** START **

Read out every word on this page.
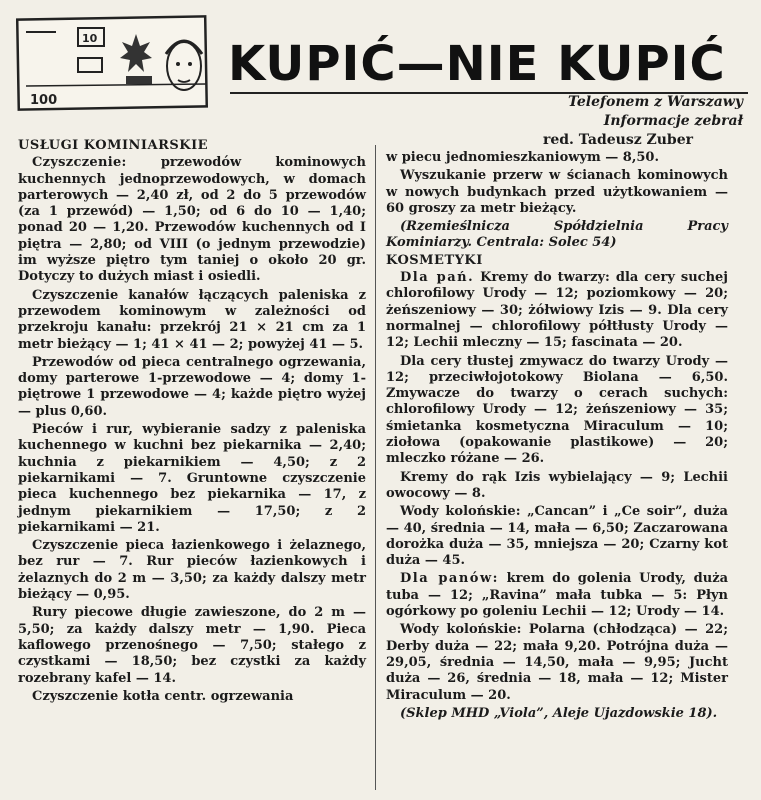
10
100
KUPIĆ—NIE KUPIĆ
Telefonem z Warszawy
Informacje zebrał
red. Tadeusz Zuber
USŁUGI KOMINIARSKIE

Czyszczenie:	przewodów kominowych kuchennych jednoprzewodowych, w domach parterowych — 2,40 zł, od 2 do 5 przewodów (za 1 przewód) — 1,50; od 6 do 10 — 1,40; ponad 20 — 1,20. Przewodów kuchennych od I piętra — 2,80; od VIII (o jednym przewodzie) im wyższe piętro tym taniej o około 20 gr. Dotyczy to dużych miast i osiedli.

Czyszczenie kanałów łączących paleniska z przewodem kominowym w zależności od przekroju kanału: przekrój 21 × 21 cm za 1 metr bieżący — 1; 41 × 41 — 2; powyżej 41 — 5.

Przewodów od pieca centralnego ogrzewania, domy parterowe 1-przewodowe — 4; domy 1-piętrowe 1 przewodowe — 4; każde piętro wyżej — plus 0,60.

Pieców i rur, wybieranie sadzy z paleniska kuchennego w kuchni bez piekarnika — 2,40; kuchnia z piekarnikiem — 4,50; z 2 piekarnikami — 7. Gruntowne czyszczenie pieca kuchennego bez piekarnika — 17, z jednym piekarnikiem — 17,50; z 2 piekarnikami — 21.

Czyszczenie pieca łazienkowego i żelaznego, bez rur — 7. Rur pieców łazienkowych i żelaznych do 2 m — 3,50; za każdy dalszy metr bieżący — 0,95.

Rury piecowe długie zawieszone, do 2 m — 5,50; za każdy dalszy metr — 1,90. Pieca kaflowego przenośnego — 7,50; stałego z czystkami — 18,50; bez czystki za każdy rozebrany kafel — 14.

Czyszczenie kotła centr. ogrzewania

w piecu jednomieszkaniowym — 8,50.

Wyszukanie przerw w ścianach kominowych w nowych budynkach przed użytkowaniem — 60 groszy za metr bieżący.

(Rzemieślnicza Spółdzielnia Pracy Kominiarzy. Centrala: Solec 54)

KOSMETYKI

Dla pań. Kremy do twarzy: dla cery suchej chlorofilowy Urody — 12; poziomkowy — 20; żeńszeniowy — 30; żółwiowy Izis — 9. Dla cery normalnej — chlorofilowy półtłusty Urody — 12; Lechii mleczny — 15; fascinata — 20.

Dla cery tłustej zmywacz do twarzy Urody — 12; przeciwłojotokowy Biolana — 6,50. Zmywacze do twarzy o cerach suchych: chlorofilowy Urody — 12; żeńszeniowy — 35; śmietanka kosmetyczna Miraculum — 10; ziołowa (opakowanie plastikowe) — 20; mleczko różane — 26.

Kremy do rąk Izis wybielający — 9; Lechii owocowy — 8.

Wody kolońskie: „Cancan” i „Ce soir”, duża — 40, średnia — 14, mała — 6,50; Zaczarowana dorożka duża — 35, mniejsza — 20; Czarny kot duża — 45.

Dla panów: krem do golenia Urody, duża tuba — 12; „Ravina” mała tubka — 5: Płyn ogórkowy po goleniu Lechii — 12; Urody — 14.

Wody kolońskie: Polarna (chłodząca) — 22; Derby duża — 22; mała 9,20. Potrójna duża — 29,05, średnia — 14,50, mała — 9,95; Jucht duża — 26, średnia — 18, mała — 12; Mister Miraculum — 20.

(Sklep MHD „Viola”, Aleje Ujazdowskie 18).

** END **
** START **

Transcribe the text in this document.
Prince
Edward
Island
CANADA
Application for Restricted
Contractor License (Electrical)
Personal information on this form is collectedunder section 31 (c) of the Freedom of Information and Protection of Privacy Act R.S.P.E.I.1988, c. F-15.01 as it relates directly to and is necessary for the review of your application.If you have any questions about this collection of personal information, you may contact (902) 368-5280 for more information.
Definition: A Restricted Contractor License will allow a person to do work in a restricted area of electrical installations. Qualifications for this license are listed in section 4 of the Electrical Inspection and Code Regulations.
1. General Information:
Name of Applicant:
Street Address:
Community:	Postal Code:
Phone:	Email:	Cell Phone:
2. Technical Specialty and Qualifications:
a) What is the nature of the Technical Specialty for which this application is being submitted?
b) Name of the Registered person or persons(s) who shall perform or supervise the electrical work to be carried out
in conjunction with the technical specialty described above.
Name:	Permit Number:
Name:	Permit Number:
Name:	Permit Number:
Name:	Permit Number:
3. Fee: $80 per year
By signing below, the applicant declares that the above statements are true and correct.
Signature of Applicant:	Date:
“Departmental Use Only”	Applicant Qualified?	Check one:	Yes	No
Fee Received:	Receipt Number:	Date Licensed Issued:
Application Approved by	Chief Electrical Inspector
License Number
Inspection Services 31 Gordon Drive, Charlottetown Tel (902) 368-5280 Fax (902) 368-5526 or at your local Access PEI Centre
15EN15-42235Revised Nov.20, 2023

** END **

What is needed:
Read through the entries and copy every line that includes "Contractor".

Solution below:
Contractor License (Electrical)
Definition: A Restricted Contractor License will allow a person to do work in a restricted area of electrical installations. Qualifications for this license are listed in section 4 of the Electrical Inspection and Code Regulations.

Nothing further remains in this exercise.